### Extracted information
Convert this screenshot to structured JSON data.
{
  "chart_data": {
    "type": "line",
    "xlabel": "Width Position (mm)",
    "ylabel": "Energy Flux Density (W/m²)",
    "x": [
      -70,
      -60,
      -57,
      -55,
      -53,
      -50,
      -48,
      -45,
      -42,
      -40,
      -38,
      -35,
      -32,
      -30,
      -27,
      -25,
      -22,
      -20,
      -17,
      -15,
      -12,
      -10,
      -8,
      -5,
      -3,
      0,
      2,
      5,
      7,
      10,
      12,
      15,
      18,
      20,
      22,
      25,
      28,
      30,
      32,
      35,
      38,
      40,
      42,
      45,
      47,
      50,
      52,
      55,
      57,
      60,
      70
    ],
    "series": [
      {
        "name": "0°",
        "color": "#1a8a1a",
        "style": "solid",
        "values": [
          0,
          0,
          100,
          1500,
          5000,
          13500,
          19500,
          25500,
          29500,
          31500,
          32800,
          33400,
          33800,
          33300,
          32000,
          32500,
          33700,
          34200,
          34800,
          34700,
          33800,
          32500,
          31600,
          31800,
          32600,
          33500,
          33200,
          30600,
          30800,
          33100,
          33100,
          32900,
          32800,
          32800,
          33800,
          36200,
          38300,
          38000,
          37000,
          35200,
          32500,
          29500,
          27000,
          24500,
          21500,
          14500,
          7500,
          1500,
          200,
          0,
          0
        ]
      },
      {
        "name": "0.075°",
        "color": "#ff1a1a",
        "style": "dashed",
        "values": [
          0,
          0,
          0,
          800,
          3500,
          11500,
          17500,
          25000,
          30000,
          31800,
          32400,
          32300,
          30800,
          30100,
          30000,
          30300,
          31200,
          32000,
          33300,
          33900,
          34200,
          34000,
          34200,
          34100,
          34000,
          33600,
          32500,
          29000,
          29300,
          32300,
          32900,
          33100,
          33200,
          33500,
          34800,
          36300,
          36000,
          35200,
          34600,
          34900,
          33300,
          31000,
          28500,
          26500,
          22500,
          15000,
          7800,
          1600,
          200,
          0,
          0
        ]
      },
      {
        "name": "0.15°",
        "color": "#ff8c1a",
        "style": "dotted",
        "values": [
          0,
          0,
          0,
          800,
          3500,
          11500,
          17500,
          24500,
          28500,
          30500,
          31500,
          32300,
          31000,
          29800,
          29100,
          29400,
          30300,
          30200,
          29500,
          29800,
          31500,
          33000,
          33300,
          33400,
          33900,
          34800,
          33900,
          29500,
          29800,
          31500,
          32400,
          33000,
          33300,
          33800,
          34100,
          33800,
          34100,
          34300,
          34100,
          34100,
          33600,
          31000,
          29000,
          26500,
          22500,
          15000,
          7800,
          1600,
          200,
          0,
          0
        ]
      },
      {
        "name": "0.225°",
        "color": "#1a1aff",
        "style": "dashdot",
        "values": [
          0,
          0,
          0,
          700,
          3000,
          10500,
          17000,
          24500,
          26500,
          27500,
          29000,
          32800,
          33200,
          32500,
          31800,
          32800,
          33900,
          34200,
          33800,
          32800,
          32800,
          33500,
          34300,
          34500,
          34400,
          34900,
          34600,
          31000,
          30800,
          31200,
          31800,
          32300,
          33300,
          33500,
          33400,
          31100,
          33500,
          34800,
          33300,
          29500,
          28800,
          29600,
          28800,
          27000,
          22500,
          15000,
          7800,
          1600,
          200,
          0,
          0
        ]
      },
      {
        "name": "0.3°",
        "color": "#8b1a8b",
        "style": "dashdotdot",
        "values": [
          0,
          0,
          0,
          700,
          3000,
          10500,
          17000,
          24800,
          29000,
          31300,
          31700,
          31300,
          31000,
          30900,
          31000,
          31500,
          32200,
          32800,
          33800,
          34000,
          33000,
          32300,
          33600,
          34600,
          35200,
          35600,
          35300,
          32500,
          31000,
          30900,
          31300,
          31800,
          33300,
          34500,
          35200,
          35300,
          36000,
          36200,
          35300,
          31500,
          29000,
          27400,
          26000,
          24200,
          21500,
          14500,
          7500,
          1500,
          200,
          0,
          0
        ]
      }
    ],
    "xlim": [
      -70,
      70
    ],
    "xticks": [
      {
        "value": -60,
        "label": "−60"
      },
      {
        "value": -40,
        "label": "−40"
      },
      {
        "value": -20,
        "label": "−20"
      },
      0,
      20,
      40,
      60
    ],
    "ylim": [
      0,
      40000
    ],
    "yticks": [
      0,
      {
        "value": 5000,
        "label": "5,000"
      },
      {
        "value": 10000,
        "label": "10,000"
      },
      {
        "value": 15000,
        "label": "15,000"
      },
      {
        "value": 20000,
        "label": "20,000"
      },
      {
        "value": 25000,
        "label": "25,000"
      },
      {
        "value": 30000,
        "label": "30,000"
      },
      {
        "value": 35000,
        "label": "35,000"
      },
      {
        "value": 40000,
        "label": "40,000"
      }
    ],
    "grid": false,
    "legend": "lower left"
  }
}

### What is asked
Transcribe all entries exactly as they are given.

### Solution to this exercise
Convert this screenshot to structured JSON data.
{
  "chart_data": {
    "type": "line",
    "xlabel": "Width Position (mm)",
    "ylabel": "Energy Flux Density (W/m²)",
    "x": [
      -70,
      -60,
      -57,
      -55,
      -53,
      -50,
      -48,
      -45,
      -42,
      -40,
      -38,
      -35,
      -32,
      -30,
      -27,
      -25,
      -22,
      -20,
      -17,
      -15,
      -12,
      -10,
      -8,
      -5,
      -3,
      0,
      2,
      5,
      7,
      10,
      12,
      15,
      18,
      20,
      22,
      25,
      28,
      30,
      32,
      35,
      38,
      40,
      42,
      45,
      47,
      50,
      52,
      55,
      57,
      60,
      70
    ],
    "series": [
      {
        "name": "0°",
        "color": "#1a8a1a",
        "style": "solid",
        "values": [
          0,
          0,
          100,
          1500,
          5000,
          13500,
          19500,
          25500,
          29500,
          31500,
          32800,
          33400,
          33800,
          33300,
          32000,
          32500,
          33700,
          34200,
          34800,
          34700,
          33800,
          32500,
          31600,
          31800,
          32600,
          33500,
          33200,
          30600,
          30800,
          33100,
          33100,
          32900,
          32800,
          32800,
          33800,
          36200,
          38300,
          38000,
          37000,
          35200,
          32500,
          29500,
          27000,
          24500,
          21500,
          14500,
          7500,
          1500,
          200,
          0,
          0
        ]
      },
      {
        "name": "0.075°",
        "color": "#ff1a1a",
        "style": "dashed",
        "values": [
          0,
          0,
          0,
          800,
          3500,
          11500,
          17500,
          25000,
          30000,
          31800,
          32400,
          32300,
          30800,
          30100,
          30000,
          30300,
          31200,
          32000,
          33300,
          33900,
          34200,
          34000,
          34200,
          34100,
          34000,
          33600,
          32500,
          29000,
          29300,
          32300,
          32900,
          33100,
          33200,
          33500,
          34800,
          36300,
          36000,
          35200,
          34600,
          34900,
          33300,
          31000,
          28500,
          26500,
          22500,
          15000,
          7800,
          1600,
          200,
          0,
          0
        ]
      },
      {
        "name": "0.15°",
        "color": "#ff8c1a",
        "style": "dotted",
        "values": [
          0,
          0,
          0,
          800,
          3500,
          11500,
          17500,
          24500,
          28500,
          30500,
          31500,
          32300,
          31000,
          29800,
          29100,
          29400,
          30300,
          30200,
          29500,
          29800,
          31500,
          33000,
          33300,
          33400,
          33900,
          34800,
          33900,
          29500,
          29800,
          31500,
          32400,
          33000,
          33300,
          33800,
          34100,
          33800,
          34100,
          34300,
          34100,
          34100,
          33600,
          31000,
          29000,
          26500,
          22500,
          15000,
          7800,
          1600,
          200,
          0,
          0
        ]
      },
      {
        "name": "0.225°",
        "color": "#1a1aff",
        "style": "dashdot",
        "values": [
          0,
          0,
          0,
          700,
          3000,
          10500,
          17000,
          24500,
          26500,
          27500,
          29000,
          32800,
          33200,
          32500,
          31800,
          32800,
          33900,
          34200,
          33800,
          32800,
          32800,
          33500,
          34300,
          34500,
          34400,
          34900,
          34600,
          31000,
          30800,
          31200,
          31800,
          32300,
          33300,
          33500,
          33400,
          31100,
          33500,
          34800,
          33300,
          29500,
          28800,
          29600,
          28800,
          27000,
          22500,
          15000,
          7800,
          1600,
          200,
          0,
          0
        ]
      },
      {
        "name": "0.3°",
        "color": "#8b1a8b",
        "style": "dashdotdot",
        "values": [
          0,
          0,
          0,
          700,
          3000,
          10500,
          17000,
          24800,
          29000,
          31300,
          31700,
          31300,
          31000,
          30900,
          31000,
          31500,
          32200,
          32800,
          33800,
          34000,
          33000,
          32300,
          33600,
          34600,
          35200,
          35600,
          35300,
          32500,
          31000,
          30900,
          31300,
          31800,
          33300,
          34500,
          35200,
          35300,
          36000,
          36200,
          35300,
          31500,
          29000,
          27400,
          26000,
          24200,
          21500,
          14500,
          7500,
          1500,
          200,
          0,
          0
        ]
      }
    ],
    "xlim": [
      -70,
      70
    ],
    "xticks": [
      {
        "value": -60,
        "label": "−60"
      },
      {
        "value": -40,
        "label": "−40"
      },
      {
        "value": -20,
        "label": "−20"
      },
      0,
      20,
      40,
      60
    ],
    "ylim": [
      0,
      40000
    ],
    "yticks": [
      0,
      {
        "value": 5000,
        "label": "5,000"
      },
      {
        "value": 10000,
        "label": "10,000"
      },
      {
        "value": 15000,
        "label": "15,000"
      },
      {
        "value": 20000,
        "label": "20,000"
      },
      {
        "value": 25000,
        "label": "25,000"
      },
      {
        "value": 30000,
        "label": "30,000"
      },
      {
        "value": 35000,
        "label": "35,000"
      },
      {
        "value": 40000,
        "label": "40,000"
      }
    ],
    "grid": false,
    "legend": "lower left"
  }
}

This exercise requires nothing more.